Raw records
══════════
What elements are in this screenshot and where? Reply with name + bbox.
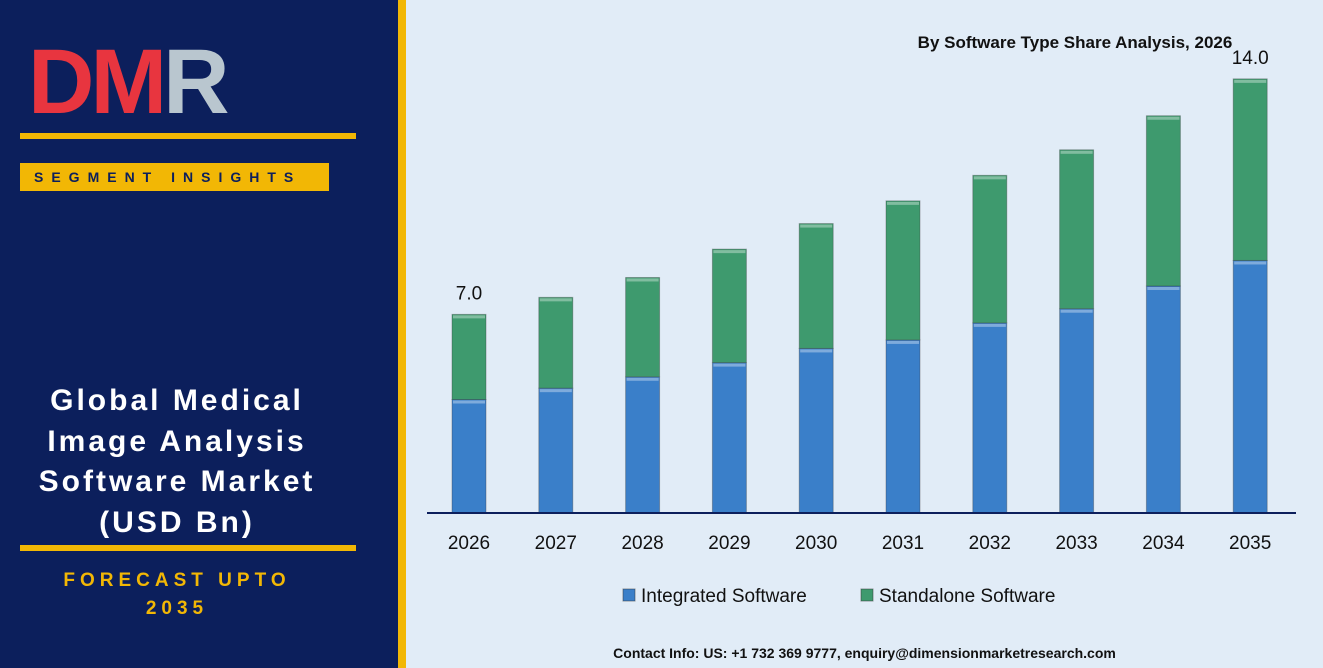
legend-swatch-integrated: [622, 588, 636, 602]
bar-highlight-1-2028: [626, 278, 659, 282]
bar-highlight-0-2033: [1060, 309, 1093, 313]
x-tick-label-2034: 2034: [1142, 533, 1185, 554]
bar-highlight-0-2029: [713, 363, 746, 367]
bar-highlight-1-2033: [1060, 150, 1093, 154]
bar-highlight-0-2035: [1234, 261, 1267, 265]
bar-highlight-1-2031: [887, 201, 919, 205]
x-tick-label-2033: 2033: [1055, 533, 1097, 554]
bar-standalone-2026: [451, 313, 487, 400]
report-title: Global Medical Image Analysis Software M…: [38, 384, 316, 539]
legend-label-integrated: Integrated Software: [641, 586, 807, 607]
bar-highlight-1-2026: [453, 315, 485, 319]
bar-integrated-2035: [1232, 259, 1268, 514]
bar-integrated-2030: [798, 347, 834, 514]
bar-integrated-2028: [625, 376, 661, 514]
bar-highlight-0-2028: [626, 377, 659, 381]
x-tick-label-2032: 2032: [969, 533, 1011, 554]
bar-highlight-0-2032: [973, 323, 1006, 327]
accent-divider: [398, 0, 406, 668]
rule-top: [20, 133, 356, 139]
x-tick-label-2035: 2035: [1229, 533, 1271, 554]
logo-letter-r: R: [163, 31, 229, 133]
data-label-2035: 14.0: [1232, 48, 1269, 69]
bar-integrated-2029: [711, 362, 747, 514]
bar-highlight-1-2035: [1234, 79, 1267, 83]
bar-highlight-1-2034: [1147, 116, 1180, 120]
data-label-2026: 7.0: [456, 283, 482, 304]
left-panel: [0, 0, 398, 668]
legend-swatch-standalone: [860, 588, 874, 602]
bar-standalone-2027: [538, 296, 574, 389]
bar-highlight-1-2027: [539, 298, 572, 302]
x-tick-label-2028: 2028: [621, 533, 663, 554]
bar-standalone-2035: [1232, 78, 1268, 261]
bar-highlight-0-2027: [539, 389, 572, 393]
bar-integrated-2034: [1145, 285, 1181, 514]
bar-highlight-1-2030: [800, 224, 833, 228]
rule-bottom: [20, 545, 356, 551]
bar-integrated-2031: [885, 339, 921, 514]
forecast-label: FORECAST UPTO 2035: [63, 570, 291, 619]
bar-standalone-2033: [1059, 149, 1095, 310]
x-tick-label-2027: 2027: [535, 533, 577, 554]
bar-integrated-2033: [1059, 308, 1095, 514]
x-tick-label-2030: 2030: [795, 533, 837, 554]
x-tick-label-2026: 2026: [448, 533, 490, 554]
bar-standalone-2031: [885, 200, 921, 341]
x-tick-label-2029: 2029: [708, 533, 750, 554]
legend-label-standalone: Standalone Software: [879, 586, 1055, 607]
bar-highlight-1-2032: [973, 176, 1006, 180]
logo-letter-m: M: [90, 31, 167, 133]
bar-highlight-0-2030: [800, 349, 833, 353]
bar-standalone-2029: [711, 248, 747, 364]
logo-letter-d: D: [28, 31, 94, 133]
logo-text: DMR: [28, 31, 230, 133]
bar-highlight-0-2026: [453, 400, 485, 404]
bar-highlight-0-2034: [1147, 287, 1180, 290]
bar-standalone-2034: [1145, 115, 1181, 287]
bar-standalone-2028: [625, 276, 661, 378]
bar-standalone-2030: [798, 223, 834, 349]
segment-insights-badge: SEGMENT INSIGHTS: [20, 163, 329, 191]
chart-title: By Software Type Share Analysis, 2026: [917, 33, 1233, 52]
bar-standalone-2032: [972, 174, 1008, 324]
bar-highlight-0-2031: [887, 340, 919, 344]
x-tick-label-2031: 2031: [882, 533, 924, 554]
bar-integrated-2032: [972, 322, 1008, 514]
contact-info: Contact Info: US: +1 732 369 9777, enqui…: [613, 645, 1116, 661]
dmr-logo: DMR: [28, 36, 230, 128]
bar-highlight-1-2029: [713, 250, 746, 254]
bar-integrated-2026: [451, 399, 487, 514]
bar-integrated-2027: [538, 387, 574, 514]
══════════
### STATED PROBLEM
Reproduce the listing lines word for word, from the one containing "legend-swatch-integrated: [622, 588, 636, 602]" down to the one containing "logo-letter-m: M: [90, 31, 167, 133]", including both of those.

### RESPONSE TO THE TASK
legend-swatch-integrated: [622, 588, 636, 602]
bar-highlight-1-2028: [626, 278, 659, 282]
bar-highlight-0-2033: [1060, 309, 1093, 313]
x-tick-label-2034: 2034: [1142, 533, 1185, 554]
bar-highlight-0-2029: [713, 363, 746, 367]
bar-highlight-1-2033: [1060, 150, 1093, 154]
bar-highlight-0-2035: [1234, 261, 1267, 265]
bar-highlight-1-2031: [887, 201, 919, 205]
x-tick-label-2033: 2033: [1055, 533, 1097, 554]
bar-standalone-2026: [451, 313, 487, 400]
report-title: Global Medical Image Analysis Software M…: [38, 384, 316, 539]
legend-label-integrated: Integrated Software: [641, 586, 807, 607]
bar-highlight-1-2026: [453, 315, 485, 319]
bar-integrated-2035: [1232, 259, 1268, 514]
bar-integrated-2030: [798, 347, 834, 514]
bar-integrated-2028: [625, 376, 661, 514]
bar-highlight-0-2028: [626, 377, 659, 381]
x-tick-label-2032: 2032: [969, 533, 1011, 554]
bar-highlight-0-2032: [973, 323, 1006, 327]
accent-divider: [398, 0, 406, 668]
rule-top: [20, 133, 356, 139]
x-tick-label-2035: 2035: [1229, 533, 1271, 554]
logo-letter-r: R: [163, 31, 229, 133]
data-label-2035: 14.0: [1232, 48, 1269, 69]
bar-integrated-2029: [711, 362, 747, 514]
bar-highlight-1-2035: [1234, 79, 1267, 83]
bar-highlight-1-2034: [1147, 116, 1180, 120]
data-label-2026: 7.0: [456, 283, 482, 304]
left-panel: [0, 0, 398, 668]
legend-swatch-standalone: [860, 588, 874, 602]
bar-standalone-2027: [538, 296, 574, 389]
bar-highlight-1-2027: [539, 298, 572, 302]
x-tick-label-2028: 2028: [621, 533, 663, 554]
bar-standalone-2035: [1232, 78, 1268, 261]
bar-highlight-0-2027: [539, 389, 572, 393]
bar-integrated-2034: [1145, 285, 1181, 514]
bar-highlight-1-2030: [800, 224, 833, 228]
rule-bottom: [20, 545, 356, 551]
bar-integrated-2031: [885, 339, 921, 514]
forecast-label: FORECAST UPTO 2035: [63, 570, 291, 619]
bar-standalone-2033: [1059, 149, 1095, 310]
x-tick-label-2027: 2027: [535, 533, 577, 554]
bar-integrated-2033: [1059, 308, 1095, 514]
x-tick-label-2030: 2030: [795, 533, 837, 554]
x-tick-label-2026: 2026: [448, 533, 490, 554]
bar-standalone-2031: [885, 200, 921, 341]
x-tick-label-2029: 2029: [708, 533, 750, 554]
legend-label-standalone: Standalone Software: [879, 586, 1055, 607]
bar-highlight-1-2032: [973, 176, 1006, 180]
logo-letter-m: M: [90, 31, 167, 133]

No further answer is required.